● Short task: Rewrite the entries that follow, replacing every occurrence of "data-point" with "data-marker" and leaving everything else unchanged. Omit the pictures from your version.

● Data for this task:
··········
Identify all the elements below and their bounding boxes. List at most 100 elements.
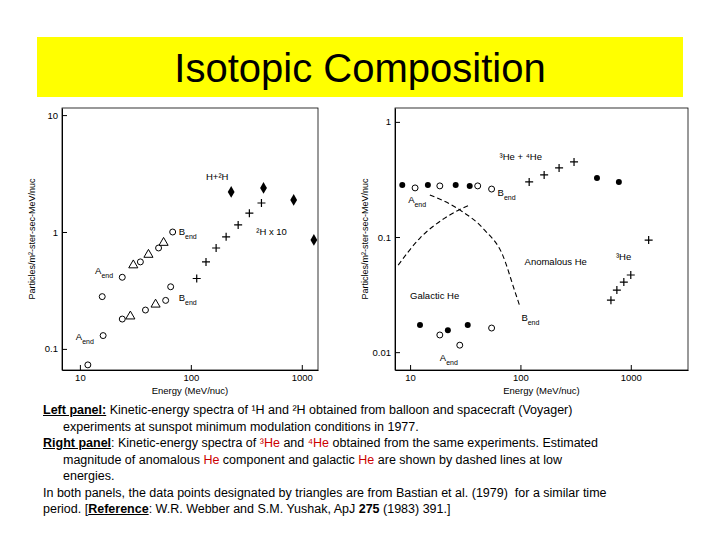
caption-text: and	[280, 436, 308, 450]
x-tick: 100	[513, 365, 529, 383]
annotation: ³He + ⁴He	[500, 151, 542, 162]
data-point	[193, 275, 201, 283]
annotation-text: ²H x 10	[256, 226, 287, 237]
data-point	[144, 249, 153, 257]
annotation-subscript: end	[446, 359, 458, 366]
annotation-text: Anomalous He	[525, 256, 587, 267]
annotation: Bend	[179, 292, 197, 306]
annotation-subscript: end	[82, 338, 94, 345]
data-point	[159, 237, 168, 245]
caption-text: 275	[359, 502, 380, 516]
y-axis: 0.1 1 10	[45, 109, 67, 371]
caption-line: magnitude of anomalous He component and …	[43, 452, 713, 469]
x-tick-mark	[191, 365, 192, 370]
data-point	[126, 311, 135, 319]
x-tick-mark	[80, 365, 81, 370]
caption-text: ³He	[260, 436, 280, 450]
data-point	[119, 274, 125, 280]
x-tick-mark	[631, 365, 632, 370]
data-point	[137, 259, 143, 265]
data-point	[142, 307, 148, 313]
y-axis-line	[62, 109, 63, 371]
annotation: Anomalous He	[525, 256, 587, 267]
y-tick: 0.1	[45, 343, 67, 354]
x-axis-title: Energy (MeV/nuc)	[152, 385, 229, 396]
y-tick-label: 1	[53, 227, 58, 238]
caption-text: obtained from the same experiments. Esti…	[329, 436, 598, 450]
data-point	[445, 327, 451, 333]
annotation-subscript: end	[504, 194, 516, 201]
y-tick: 1	[53, 227, 67, 238]
slide-title: Isotopic Composition	[174, 46, 545, 90]
x-axis-title: Energy (MeV/nuc)	[503, 385, 580, 396]
plot-frame	[395, 108, 688, 370]
data-point	[168, 284, 174, 290]
data-point	[607, 296, 615, 304]
caption-text: : Kinetic-energy spectra of	[111, 436, 260, 450]
data-point	[525, 178, 533, 186]
plot-frame	[62, 108, 318, 370]
data-point	[465, 322, 471, 328]
annotation-subscript: end	[414, 201, 426, 208]
x-tick-label: 10	[405, 372, 416, 383]
caption-text: Right panel	[43, 436, 111, 450]
caption-text: experiments at sunspot minimum modulatio…	[63, 420, 419, 434]
y-tick-label: 0.1	[378, 232, 391, 243]
caption-text: Left panel:	[43, 403, 106, 417]
data-point	[620, 278, 628, 286]
data-point	[417, 322, 423, 328]
x-tick-label: 1000	[292, 372, 313, 383]
data-point	[202, 258, 210, 266]
title-box	[37, 37, 683, 97]
caption-text: Kinetic-energy spectra of ¹H and ²H obta…	[106, 403, 572, 417]
data-point	[613, 286, 621, 294]
caption-text: ⁴He	[308, 436, 329, 450]
x-tick-mark	[410, 365, 411, 370]
caption-line: Right panel: Kinetic-energy spectra of ³…	[43, 435, 713, 452]
caption: Left panel: Kinetic-energy spectra of ¹H…	[43, 402, 713, 518]
data-point	[212, 244, 220, 252]
data-point	[85, 362, 91, 368]
data-point	[100, 333, 106, 339]
caption-text: component and galactic	[219, 453, 358, 467]
annotation: ³He	[616, 251, 631, 262]
data-point	[570, 158, 578, 166]
annotation-text: ³He + ⁴He	[500, 151, 542, 162]
y-tick: 10	[47, 110, 67, 121]
annotation-text: H+²H	[206, 171, 229, 182]
annotation: ²H x 10	[256, 226, 287, 237]
y-tick-label: 0.01	[373, 347, 392, 358]
caption-text: (1983) 391.]	[380, 502, 451, 516]
x-tick: 100	[183, 365, 199, 383]
data-point	[151, 299, 160, 307]
data-point	[437, 183, 443, 189]
data-point	[457, 342, 463, 348]
caption-line: experiments at sunspot minimum modulatio…	[43, 419, 713, 436]
x-tick-label: 100	[513, 372, 529, 383]
data-point	[412, 185, 418, 191]
plot-area	[398, 158, 652, 348]
annotation-subscript: end	[185, 233, 197, 240]
y-tick: 1	[386, 116, 400, 127]
y-axis-title: Particles/m²-ster-sec-MeV/nuc	[360, 178, 370, 300]
annotation-subscript: end	[528, 319, 540, 326]
data-point	[399, 182, 405, 188]
x-axis: 101001000	[396, 365, 689, 383]
data-point	[234, 221, 242, 229]
caption-text: are shown by dashed lines at low	[374, 453, 562, 467]
y-axis: 0.01 0.1 1	[373, 109, 401, 371]
annotation: H+²H	[206, 171, 229, 182]
caption-text: In both panels, the data points designat…	[43, 486, 607, 500]
caption-text: magnitude of anomalous	[63, 453, 203, 467]
data-point	[129, 260, 138, 268]
annotation-subscript: end	[101, 271, 113, 278]
y-tick-label: 1	[386, 116, 391, 127]
y-tick-mark	[62, 349, 67, 350]
data-point	[489, 186, 495, 192]
caption-line: energies.	[43, 468, 713, 485]
y-tick-mark	[395, 352, 400, 353]
annotation: Aend	[76, 331, 94, 345]
y-tick-mark	[395, 122, 400, 123]
data-point	[467, 183, 473, 189]
data-point	[475, 183, 481, 189]
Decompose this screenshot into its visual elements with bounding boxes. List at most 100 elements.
··········
● Result of this task:
Identify all the elements below and their bounding boxes. List at most 100 elements.
caption-text: and	[280, 436, 308, 450]
x-tick: 100	[513, 365, 529, 383]
annotation: ³He + ⁴He	[500, 151, 542, 162]
data-marker	[193, 275, 201, 283]
annotation-text: ²H x 10	[256, 226, 287, 237]
data-marker	[144, 249, 153, 257]
annotation-subscript: end	[446, 359, 458, 366]
annotation-text: Anomalous He	[525, 256, 587, 267]
annotation: Bend	[179, 292, 197, 306]
annotation-subscript: end	[82, 338, 94, 345]
data-marker	[159, 237, 168, 245]
caption-text: 275	[359, 502, 380, 516]
y-axis: 0.1 1 10	[45, 109, 67, 371]
caption-line: magnitude of anomalous He component and …	[43, 452, 713, 469]
x-tick-mark	[191, 365, 192, 370]
data-marker	[126, 311, 135, 319]
x-tick-mark	[80, 365, 81, 370]
caption-text: ³He	[260, 436, 280, 450]
data-marker	[119, 274, 125, 280]
x-tick-mark	[631, 365, 632, 370]
data-marker	[137, 259, 143, 265]
data-marker	[142, 307, 148, 313]
y-axis-line	[62, 109, 63, 371]
annotation: Anomalous He	[525, 256, 587, 267]
y-tick: 0.1	[45, 343, 67, 354]
x-axis-title: Energy (MeV/nuc)	[152, 385, 229, 396]
y-tick-label: 1	[53, 227, 58, 238]
caption-text: obtained from the same experiments. Esti…	[329, 436, 598, 450]
data-marker	[445, 327, 451, 333]
annotation-subscript: end	[504, 194, 516, 201]
y-tick: 1	[53, 227, 67, 238]
slide-title: Isotopic Composition	[174, 46, 545, 90]
x-axis-title: Energy (MeV/nuc)	[503, 385, 580, 396]
plot-frame	[395, 108, 688, 370]
data-marker	[168, 284, 174, 290]
data-marker	[607, 296, 615, 304]
caption-text: : Kinetic-energy spectra of	[111, 436, 260, 450]
data-marker	[525, 178, 533, 186]
plot-frame	[62, 108, 318, 370]
data-marker	[465, 322, 471, 328]
annotation-subscript: end	[414, 201, 426, 208]
x-tick-label: 10	[405, 372, 416, 383]
caption-text: Right panel	[43, 436, 111, 450]
caption-text: experiments at sunspot minimum modulatio…	[63, 420, 419, 434]
y-tick-label: 0.1	[378, 232, 391, 243]
caption-text: Left panel:	[43, 403, 106, 417]
data-marker	[620, 278, 628, 286]
data-marker	[417, 322, 423, 328]
x-tick-label: 1000	[292, 372, 313, 383]
data-marker	[202, 258, 210, 266]
title-box	[37, 37, 683, 97]
caption-text: Kinetic-energy spectra of ¹H and ²H obta…	[106, 403, 572, 417]
data-marker	[613, 286, 621, 294]
caption-text: ⁴He	[308, 436, 329, 450]
x-tick-mark	[410, 365, 411, 370]
caption-line: Right panel: Kinetic-energy spectra of ³…	[43, 435, 713, 452]
caption: Left panel: Kinetic-energy spectra of ¹H…	[43, 402, 713, 518]
data-marker	[212, 244, 220, 252]
data-marker	[85, 362, 91, 368]
data-marker	[100, 333, 106, 339]
caption-text: component and galactic	[219, 453, 358, 467]
annotation: ³He	[616, 251, 631, 262]
data-marker	[570, 158, 578, 166]
annotation-text: ³He + ⁴He	[500, 151, 542, 162]
y-tick: 10	[47, 110, 67, 121]
annotation-text: H+²H	[206, 171, 229, 182]
annotation: ²H x 10	[256, 226, 287, 237]
y-tick-label: 0.01	[373, 347, 392, 358]
caption-text: (1983) 391.]	[380, 502, 451, 516]
x-tick: 100	[183, 365, 199, 383]
data-marker	[151, 299, 160, 307]
data-marker	[437, 183, 443, 189]
data-marker	[457, 342, 463, 348]
caption-line: experiments at sunspot minimum modulatio…	[43, 419, 713, 436]
x-tick-label: 100	[513, 372, 529, 383]
data-marker	[412, 185, 418, 191]
plot-area	[398, 158, 652, 348]
annotation-subscript: end	[185, 233, 197, 240]
y-tick: 1	[386, 116, 400, 127]
y-axis-title: Particles/m²-ster-sec-MeV/nuc	[360, 178, 370, 300]
annotation-subscript: end	[528, 319, 540, 326]
data-marker	[399, 182, 405, 188]
x-axis: 101001000	[396, 365, 689, 383]
data-marker	[234, 221, 242, 229]
caption-text: are shown by dashed lines at low	[374, 453, 562, 467]
y-axis: 0.01 0.1 1	[373, 109, 401, 371]
annotation: H+²H	[206, 171, 229, 182]
caption-text: In both panels, the data points designat…	[43, 486, 607, 500]
caption-text: magnitude of anomalous	[63, 453, 203, 467]
data-marker	[129, 260, 138, 268]
annotation-subscript: end	[101, 271, 113, 278]
y-tick-label: 1	[386, 116, 391, 127]
y-tick-mark	[62, 349, 67, 350]
data-marker	[489, 186, 495, 192]
caption-line: energies.	[43, 468, 713, 485]
y-tick-mark	[395, 352, 400, 353]
annotation: Aend	[76, 331, 94, 345]
y-tick-mark	[395, 122, 400, 123]
data-marker	[467, 183, 473, 189]
data-marker	[475, 183, 481, 189]
Decompose this screenshot into its visual elements with bounding boxes. List at most 100 elements.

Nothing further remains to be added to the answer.